_Given instruction:_ Identify every line in the records below that contains the word "Baseline", and reproduce each one.

--- Entries supplied ---

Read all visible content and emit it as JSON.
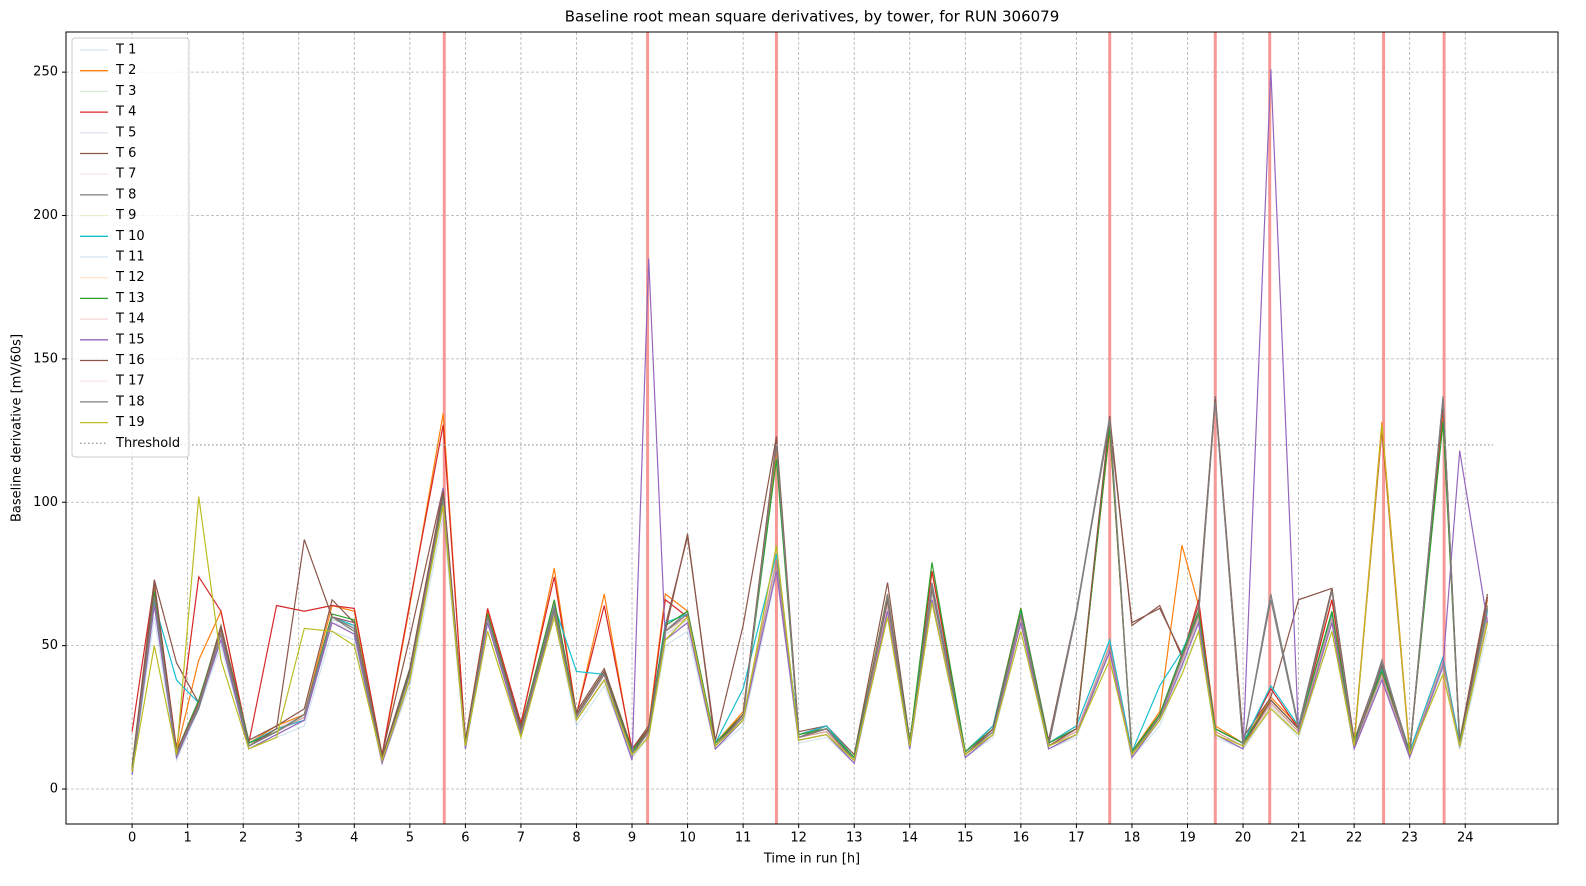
{
  "chart_data": {
    "type": "line",
    "title": "Baseline root mean square derivatives, by tower, for RUN 306079",
    "xlabel": "Time in run [h]",
    "ylabel": "Baseline derivative [mV/60s]",
    "xlim": [
      -1.19,
      25.67
    ],
    "ylim": [
      -12.2,
      264
    ],
    "xticks": [
      0,
      1,
      2,
      3,
      4,
      5,
      6,
      7,
      8,
      9,
      10,
      11,
      12,
      13,
      14,
      15,
      16,
      17,
      18,
      19,
      20,
      21,
      22,
      23,
      24
    ],
    "yticks": [
      0,
      50,
      100,
      150,
      200,
      250
    ],
    "grid": true,
    "legend": "upper left",
    "x": [
      0,
      0.4,
      0.8,
      1.2,
      1.6,
      2.1,
      2.6,
      3.1,
      3.6,
      4.0,
      4.5,
      5.0,
      5.6,
      6.0,
      6.4,
      7.0,
      7.6,
      8.0,
      8.5,
      9.0,
      9.3,
      9.6,
      10.0,
      10.5,
      11.0,
      11.6,
      12.0,
      12.5,
      13.0,
      13.6,
      14.0,
      14.4,
      15.0,
      15.5,
      16.0,
      16.5,
      17.0,
      17.6,
      18.0,
      18.5,
      18.9,
      19.2,
      19.5,
      20.0,
      20.5,
      21.0,
      21.6,
      22.0,
      22.5,
      23.0,
      23.6,
      23.9,
      24.4
    ],
    "series": [
      {
        "name": "T 1",
        "color": "#1f77b4",
        "alpha": 0.2,
        "values": [
          5,
          60,
          10,
          28,
          50,
          14,
          18,
          22,
          55,
          52,
          9,
          36,
          95,
          14,
          55,
          18,
          60,
          22,
          36,
          11,
          18,
          50,
          55,
          14,
          22,
          75,
          16,
          18,
          9,
          60,
          14,
          65,
          11,
          18,
          55,
          14,
          18,
          48,
          11,
          22,
          42,
          55,
          18,
          14,
          28,
          18,
          55,
          14,
          38,
          11,
          42,
          14,
          55
        ]
      },
      {
        "name": "T 2",
        "color": "#ff7f0e",
        "alpha": 1,
        "values": [
          7,
          70,
          13,
          45,
          62,
          16,
          22,
          26,
          64,
          62,
          11,
          64,
          131,
          16,
          62,
          22,
          77,
          26,
          68,
          13,
          22,
          68,
          62,
          16,
          27,
          118,
          19,
          22,
          11,
          68,
          16,
          76,
          13,
          22,
          63,
          16,
          22,
          125,
          13,
          27,
          85,
          64,
          22,
          16,
          32,
          22,
          66,
          16,
          128,
          13,
          130,
          16,
          66
        ]
      },
      {
        "name": "T 3",
        "color": "#2ca02c",
        "alpha": 0.2,
        "values": [
          6,
          65,
          11,
          29,
          52,
          14,
          19,
          24,
          58,
          55,
          10,
          38,
          98,
          14,
          58,
          19,
          62,
          24,
          38,
          11,
          19,
          52,
          58,
          14,
          24,
          78,
          17,
          19,
          10,
          62,
          14,
          68,
          11,
          19,
          58,
          14,
          19,
          50,
          11,
          24,
          44,
          58,
          19,
          14,
          29,
          19,
          58,
          14,
          40,
          11,
          44,
          14,
          58
        ]
      },
      {
        "name": "T 4",
        "color": "#d62728",
        "alpha": 1,
        "values": [
          20,
          72,
          14,
          74,
          62,
          16,
          64,
          62,
          64,
          63,
          12,
          65,
          127,
          17,
          63,
          23,
          74,
          26,
          64,
          14,
          21,
          66,
          60,
          16,
          26,
          120,
          18,
          21,
          11,
          67,
          16,
          76,
          12,
          21,
          62,
          16,
          21,
          126,
          12,
          26,
          46,
          66,
          21,
          16,
          35,
          21,
          66,
          16,
          125,
          12,
          133,
          16,
          67
        ]
      },
      {
        "name": "T 5",
        "color": "#9467bd",
        "alpha": 0.2,
        "values": [
          7,
          69,
          13,
          31,
          56,
          16,
          21,
          26,
          61,
          59,
          11,
          41,
          101,
          16,
          61,
          21,
          66,
          26,
          41,
          13,
          21,
          56,
          61,
          16,
          26,
          81,
          19,
          21,
          11,
          66,
          16,
          71,
          13,
          21,
          61,
          16,
          21,
          51,
          13,
          26,
          46,
          61,
          21,
          16,
          31,
          21,
          61,
          16,
          41,
          13,
          46,
          16,
          61
        ]
      },
      {
        "name": "T 6",
        "color": "#8c564b",
        "alpha": 1,
        "values": [
          8,
          73,
          44,
          30,
          57,
          17,
          22,
          28,
          66,
          58,
          12,
          53,
          105,
          17,
          61,
          22,
          60,
          27,
          42,
          14,
          22,
          57,
          88,
          17,
          57,
          123,
          20,
          22,
          12,
          72,
          17,
          70,
          13,
          22,
          63,
          17,
          62,
          128,
          58,
          63,
          47,
          64,
          137,
          18,
          32,
          66,
          70,
          17,
          44,
          13,
          136,
          17,
          68
        ]
      },
      {
        "name": "T 7",
        "color": "#e377c2",
        "alpha": 0.2,
        "values": [
          5,
          66,
          11,
          29,
          54,
          14,
          19,
          24,
          58,
          56,
          9,
          39,
          98,
          14,
          59,
          19,
          63,
          24,
          39,
          11,
          19,
          54,
          58,
          14,
          24,
          78,
          17,
          19,
          9,
          63,
          14,
          68,
          11,
          19,
          59,
          14,
          19,
          49,
          11,
          24,
          44,
          58,
          19,
          14,
          29,
          19,
          59,
          14,
          39,
          11,
          44,
          14,
          59
        ]
      },
      {
        "name": "T 8",
        "color": "#7f7f7f",
        "alpha": 1,
        "values": [
          6,
          66,
          12,
          28,
          54,
          15,
          20,
          26,
          60,
          55,
          10,
          40,
          102,
          15,
          60,
          20,
          62,
          25,
          40,
          12,
          20,
          55,
          62,
          15,
          26,
          121,
          18,
          22,
          10,
          68,
          15,
          72,
          12,
          20,
          62,
          15,
          62,
          130,
          12,
          26,
          47,
          62,
          137,
          15,
          68,
          22,
          70,
          15,
          45,
          12,
          137,
          15,
          64
        ]
      },
      {
        "name": "T 9",
        "color": "#bcbd22",
        "alpha": 0.2,
        "values": [
          6,
          67,
          12,
          29,
          55,
          15,
          20,
          25,
          59,
          57,
          10,
          40,
          99,
          15,
          59,
          20,
          64,
          25,
          40,
          12,
          20,
          55,
          59,
          15,
          25,
          79,
          18,
          20,
          10,
          64,
          15,
          69,
          12,
          20,
          59,
          15,
          20,
          50,
          12,
          25,
          45,
          59,
          20,
          15,
          30,
          20,
          59,
          15,
          40,
          12,
          45,
          15,
          59
        ]
      },
      {
        "name": "T 10",
        "color": "#17becf",
        "alpha": 1,
        "values": [
          5,
          65,
          38,
          30,
          56,
          16,
          21,
          24,
          60,
          57,
          11,
          42,
          101,
          16,
          60,
          21,
          64,
          41,
          40,
          13,
          21,
          58,
          61,
          16,
          35,
          82,
          19,
          22,
          11,
          66,
          16,
          71,
          13,
          22,
          62,
          16,
          22,
          52,
          13,
          36,
          48,
          61,
          21,
          16,
          36,
          22,
          61,
          16,
          42,
          13,
          46,
          16,
          62
        ]
      },
      {
        "name": "T 11",
        "color": "#1f77b4",
        "alpha": 0.2,
        "values": [
          6,
          66,
          12,
          30,
          54,
          15,
          20,
          25,
          59,
          57,
          10,
          40,
          99,
          15,
          59,
          20,
          64,
          25,
          40,
          12,
          20,
          54,
          59,
          15,
          25,
          79,
          18,
          20,
          10,
          64,
          15,
          69,
          12,
          20,
          59,
          15,
          20,
          49,
          12,
          25,
          45,
          59,
          20,
          15,
          30,
          20,
          59,
          15,
          39,
          12,
          44,
          15,
          59
        ]
      },
      {
        "name": "T 12",
        "color": "#ff7f0e",
        "alpha": 0.2,
        "values": [
          6,
          67,
          13,
          30,
          55,
          15,
          21,
          25,
          60,
          58,
          11,
          40,
          100,
          15,
          60,
          20,
          65,
          25,
          40,
          12,
          20,
          55,
          60,
          15,
          25,
          80,
          18,
          20,
          10,
          65,
          15,
          70,
          12,
          20,
          60,
          15,
          20,
          50,
          12,
          25,
          45,
          60,
          20,
          15,
          30,
          20,
          60,
          15,
          40,
          12,
          45,
          15,
          60
        ]
      },
      {
        "name": "T 13",
        "color": "#2ca02c",
        "alpha": 1,
        "values": [
          7,
          69,
          13,
          31,
          56,
          16,
          20,
          26,
          61,
          59,
          11,
          41,
          103,
          16,
          61,
          21,
          66,
          26,
          41,
          13,
          21,
          57,
          62,
          16,
          26,
          115,
          19,
          21,
          11,
          67,
          16,
          79,
          13,
          21,
          63,
          16,
          21,
          126,
          13,
          26,
          47,
          62,
          21,
          16,
          31,
          21,
          62,
          16,
          41,
          13,
          128,
          16,
          63
        ]
      },
      {
        "name": "T 14",
        "color": "#d62728",
        "alpha": 0.2,
        "values": [
          6,
          68,
          12,
          30,
          55,
          15,
          20,
          25,
          60,
          58,
          10,
          40,
          100,
          15,
          60,
          20,
          65,
          25,
          40,
          12,
          20,
          55,
          60,
          15,
          25,
          80,
          18,
          20,
          10,
          65,
          15,
          70,
          12,
          20,
          60,
          15,
          20,
          50,
          12,
          25,
          45,
          60,
          20,
          15,
          30,
          20,
          60,
          15,
          40,
          12,
          45,
          15,
          60
        ]
      },
      {
        "name": "T 15",
        "color": "#9467bd",
        "alpha": 1,
        "values": [
          5,
          64,
          11,
          29,
          52,
          14,
          19,
          24,
          58,
          54,
          9,
          38,
          105,
          14,
          58,
          19,
          60,
          24,
          38,
          10,
          185,
          52,
          58,
          14,
          24,
          76,
          17,
          19,
          9,
          62,
          14,
          66,
          11,
          19,
          58,
          14,
          19,
          48,
          11,
          24,
          43,
          58,
          19,
          14,
          251,
          19,
          58,
          14,
          38,
          11,
          43,
          118,
          58
        ]
      },
      {
        "name": "T 16",
        "color": "#8c564b",
        "alpha": 1,
        "values": [
          6,
          72,
          13,
          30,
          56,
          15,
          21,
          87,
          60,
          58,
          11,
          42,
          104,
          16,
          60,
          21,
          63,
          26,
          41,
          12,
          21,
          55,
          89,
          15,
          26,
          122,
          18,
          21,
          10,
          66,
          15,
          70,
          12,
          21,
          61,
          15,
          21,
          130,
          57,
          64,
          46,
          61,
          136,
          15,
          31,
          21,
          70,
          15,
          43,
          12,
          135,
          15,
          67
        ]
      },
      {
        "name": "T 17",
        "color": "#e377c2",
        "alpha": 0.2,
        "values": [
          6,
          67,
          12,
          30,
          55,
          15,
          20,
          25,
          60,
          58,
          10,
          40,
          99,
          15,
          60,
          20,
          64,
          25,
          40,
          12,
          20,
          55,
          60,
          15,
          25,
          80,
          18,
          20,
          10,
          64,
          15,
          70,
          12,
          20,
          60,
          15,
          20,
          50,
          12,
          25,
          45,
          60,
          20,
          15,
          30,
          20,
          60,
          15,
          40,
          12,
          45,
          15,
          60
        ]
      },
      {
        "name": "T 18",
        "color": "#7f7f7f",
        "alpha": 1,
        "values": [
          6,
          67,
          12,
          29,
          54,
          15,
          20,
          26,
          60,
          56,
          10,
          40,
          101,
          15,
          60,
          20,
          63,
          25,
          40,
          12,
          20,
          55,
          61,
          15,
          25,
          120,
          18,
          21,
          10,
          67,
          15,
          71,
          12,
          20,
          61,
          15,
          61,
          129,
          12,
          25,
          46,
          61,
          135,
          15,
          66,
          21,
          69,
          15,
          44,
          12,
          136,
          15,
          63
        ]
      },
      {
        "name": "T 19",
        "color": "#bcbd22",
        "alpha": 1,
        "values": [
          6,
          50,
          12,
          102,
          45,
          14,
          18,
          56,
          55,
          50,
          10,
          38,
          99,
          15,
          55,
          18,
          60,
          24,
          38,
          12,
          18,
          52,
          60,
          15,
          24,
          85,
          17,
          19,
          10,
          60,
          15,
          65,
          12,
          19,
          55,
          15,
          19,
          45,
          12,
          24,
          40,
          55,
          19,
          15,
          28,
          19,
          55,
          15,
          127,
          12,
          40,
          15,
          58
        ]
      }
    ],
    "threshold": {
      "label": "Threshold",
      "value": 120,
      "color": "#a0a0a0",
      "xrange": [
        0,
        24.5
      ]
    },
    "vlines": {
      "color": "#f4807c",
      "x": [
        5.62,
        9.28,
        11.6,
        17.6,
        19.5,
        20.48,
        22.53,
        23.62
      ]
    }
  }
}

---

_The result:_
    "title": "Baseline root mean square derivatives, by tower, for RUN 306079",
    "ylabel": "Baseline derivative [mV/60s]",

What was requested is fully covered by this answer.